WRITTEN PROBLEM: From the listing below, pull out the lines that hold "favicon".

DATA PROVIDED:

——

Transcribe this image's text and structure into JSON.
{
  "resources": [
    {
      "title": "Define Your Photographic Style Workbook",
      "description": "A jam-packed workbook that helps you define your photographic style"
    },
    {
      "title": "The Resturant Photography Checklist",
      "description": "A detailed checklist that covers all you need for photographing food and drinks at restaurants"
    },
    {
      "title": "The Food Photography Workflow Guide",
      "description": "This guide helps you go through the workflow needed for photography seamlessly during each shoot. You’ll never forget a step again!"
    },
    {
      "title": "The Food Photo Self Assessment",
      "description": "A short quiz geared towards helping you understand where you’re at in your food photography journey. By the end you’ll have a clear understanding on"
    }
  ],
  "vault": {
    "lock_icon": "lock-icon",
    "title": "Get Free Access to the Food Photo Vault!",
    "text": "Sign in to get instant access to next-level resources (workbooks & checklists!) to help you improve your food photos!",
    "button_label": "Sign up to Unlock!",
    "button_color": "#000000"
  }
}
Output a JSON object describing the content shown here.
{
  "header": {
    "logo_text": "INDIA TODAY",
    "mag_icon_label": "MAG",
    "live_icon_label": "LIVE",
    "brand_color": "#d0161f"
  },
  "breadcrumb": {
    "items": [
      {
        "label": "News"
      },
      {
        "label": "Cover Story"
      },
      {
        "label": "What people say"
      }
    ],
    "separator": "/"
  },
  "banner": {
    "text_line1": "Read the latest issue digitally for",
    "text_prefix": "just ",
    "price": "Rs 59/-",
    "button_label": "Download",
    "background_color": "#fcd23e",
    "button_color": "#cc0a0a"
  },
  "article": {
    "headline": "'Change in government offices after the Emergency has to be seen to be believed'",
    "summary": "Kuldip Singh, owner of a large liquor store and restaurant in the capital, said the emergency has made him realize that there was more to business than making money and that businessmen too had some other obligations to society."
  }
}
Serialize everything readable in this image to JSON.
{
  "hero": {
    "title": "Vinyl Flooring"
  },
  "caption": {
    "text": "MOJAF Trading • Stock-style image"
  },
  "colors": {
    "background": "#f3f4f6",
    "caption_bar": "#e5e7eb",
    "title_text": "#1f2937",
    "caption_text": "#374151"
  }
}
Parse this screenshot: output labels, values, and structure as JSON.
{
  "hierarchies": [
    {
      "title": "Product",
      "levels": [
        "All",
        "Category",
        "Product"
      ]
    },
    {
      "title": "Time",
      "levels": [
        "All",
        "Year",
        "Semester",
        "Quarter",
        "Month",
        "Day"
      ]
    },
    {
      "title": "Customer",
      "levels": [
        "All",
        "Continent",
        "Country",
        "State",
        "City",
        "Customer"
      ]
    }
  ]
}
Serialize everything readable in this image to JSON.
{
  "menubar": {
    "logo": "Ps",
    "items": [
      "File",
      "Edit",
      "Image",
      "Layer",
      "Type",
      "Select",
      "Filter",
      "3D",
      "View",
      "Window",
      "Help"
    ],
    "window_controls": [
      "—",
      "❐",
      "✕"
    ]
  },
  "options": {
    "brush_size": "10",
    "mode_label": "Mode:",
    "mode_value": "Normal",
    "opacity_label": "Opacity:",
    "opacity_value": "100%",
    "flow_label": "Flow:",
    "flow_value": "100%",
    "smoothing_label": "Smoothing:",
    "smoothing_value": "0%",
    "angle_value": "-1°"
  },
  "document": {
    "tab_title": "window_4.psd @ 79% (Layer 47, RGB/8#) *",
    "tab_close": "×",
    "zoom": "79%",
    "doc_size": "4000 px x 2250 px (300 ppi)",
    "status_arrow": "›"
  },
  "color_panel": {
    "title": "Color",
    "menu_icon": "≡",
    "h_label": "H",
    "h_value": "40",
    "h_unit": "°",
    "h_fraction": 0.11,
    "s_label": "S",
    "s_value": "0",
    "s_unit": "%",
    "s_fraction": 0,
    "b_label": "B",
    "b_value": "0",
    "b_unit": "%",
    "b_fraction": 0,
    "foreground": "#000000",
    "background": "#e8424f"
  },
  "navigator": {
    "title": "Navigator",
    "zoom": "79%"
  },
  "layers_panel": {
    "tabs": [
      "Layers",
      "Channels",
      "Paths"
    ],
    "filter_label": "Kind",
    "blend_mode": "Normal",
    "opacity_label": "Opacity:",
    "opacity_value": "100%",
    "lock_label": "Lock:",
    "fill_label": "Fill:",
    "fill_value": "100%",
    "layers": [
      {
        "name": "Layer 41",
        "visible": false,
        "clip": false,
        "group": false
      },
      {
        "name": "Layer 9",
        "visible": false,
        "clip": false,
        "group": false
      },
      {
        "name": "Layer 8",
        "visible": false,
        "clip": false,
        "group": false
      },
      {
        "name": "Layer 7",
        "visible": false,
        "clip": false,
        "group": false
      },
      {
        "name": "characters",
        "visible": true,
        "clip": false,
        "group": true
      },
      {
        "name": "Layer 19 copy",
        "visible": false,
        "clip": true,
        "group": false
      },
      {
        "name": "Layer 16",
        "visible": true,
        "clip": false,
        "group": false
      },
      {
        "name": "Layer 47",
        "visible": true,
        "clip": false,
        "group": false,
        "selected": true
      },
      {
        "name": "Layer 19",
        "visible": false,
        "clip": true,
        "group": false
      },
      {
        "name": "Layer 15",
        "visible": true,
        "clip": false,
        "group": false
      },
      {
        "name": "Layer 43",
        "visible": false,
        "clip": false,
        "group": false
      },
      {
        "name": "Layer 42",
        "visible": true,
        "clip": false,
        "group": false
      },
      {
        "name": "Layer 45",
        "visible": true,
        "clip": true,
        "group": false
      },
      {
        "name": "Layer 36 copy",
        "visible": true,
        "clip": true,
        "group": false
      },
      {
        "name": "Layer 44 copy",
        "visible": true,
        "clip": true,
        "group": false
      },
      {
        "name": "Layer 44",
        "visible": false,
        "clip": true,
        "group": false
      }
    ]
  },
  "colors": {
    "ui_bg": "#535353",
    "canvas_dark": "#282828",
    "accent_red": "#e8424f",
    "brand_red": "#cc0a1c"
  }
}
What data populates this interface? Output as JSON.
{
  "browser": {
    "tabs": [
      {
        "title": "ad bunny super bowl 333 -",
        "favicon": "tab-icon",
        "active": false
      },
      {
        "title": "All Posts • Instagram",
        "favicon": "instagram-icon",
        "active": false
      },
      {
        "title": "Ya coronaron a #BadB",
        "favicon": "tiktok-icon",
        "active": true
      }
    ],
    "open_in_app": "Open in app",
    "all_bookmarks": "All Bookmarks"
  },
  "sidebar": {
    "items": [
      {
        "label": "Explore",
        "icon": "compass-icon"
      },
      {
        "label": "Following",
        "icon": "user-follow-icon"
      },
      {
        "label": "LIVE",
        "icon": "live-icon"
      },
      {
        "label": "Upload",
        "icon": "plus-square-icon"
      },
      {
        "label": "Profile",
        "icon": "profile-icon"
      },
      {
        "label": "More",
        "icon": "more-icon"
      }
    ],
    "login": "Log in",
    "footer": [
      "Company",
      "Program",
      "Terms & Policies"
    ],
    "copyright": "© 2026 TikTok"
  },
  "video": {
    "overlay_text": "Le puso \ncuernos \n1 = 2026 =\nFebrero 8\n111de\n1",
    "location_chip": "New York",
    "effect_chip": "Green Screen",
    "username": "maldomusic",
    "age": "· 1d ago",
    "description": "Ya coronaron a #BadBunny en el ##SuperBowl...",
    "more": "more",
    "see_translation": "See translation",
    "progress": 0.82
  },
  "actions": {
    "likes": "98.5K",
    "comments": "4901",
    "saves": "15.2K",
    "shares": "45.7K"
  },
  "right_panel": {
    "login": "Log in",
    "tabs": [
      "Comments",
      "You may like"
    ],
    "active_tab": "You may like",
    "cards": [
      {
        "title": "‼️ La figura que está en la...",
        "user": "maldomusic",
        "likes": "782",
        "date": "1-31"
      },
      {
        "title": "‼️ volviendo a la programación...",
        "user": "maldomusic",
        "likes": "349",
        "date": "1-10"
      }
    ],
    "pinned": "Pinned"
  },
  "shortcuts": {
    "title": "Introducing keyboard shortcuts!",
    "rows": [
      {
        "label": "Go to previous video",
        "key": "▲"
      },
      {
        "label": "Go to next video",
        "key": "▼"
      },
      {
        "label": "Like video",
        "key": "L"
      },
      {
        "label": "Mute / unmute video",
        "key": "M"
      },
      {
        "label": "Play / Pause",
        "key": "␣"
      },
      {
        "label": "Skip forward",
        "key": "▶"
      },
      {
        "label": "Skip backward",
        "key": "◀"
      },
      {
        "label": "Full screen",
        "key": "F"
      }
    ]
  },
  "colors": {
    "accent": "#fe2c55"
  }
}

——

PROBLEM SOLUTION:
        "favicon": "tab-icon",
        "favicon": "instagram-icon",
        "favicon": "tiktok-icon",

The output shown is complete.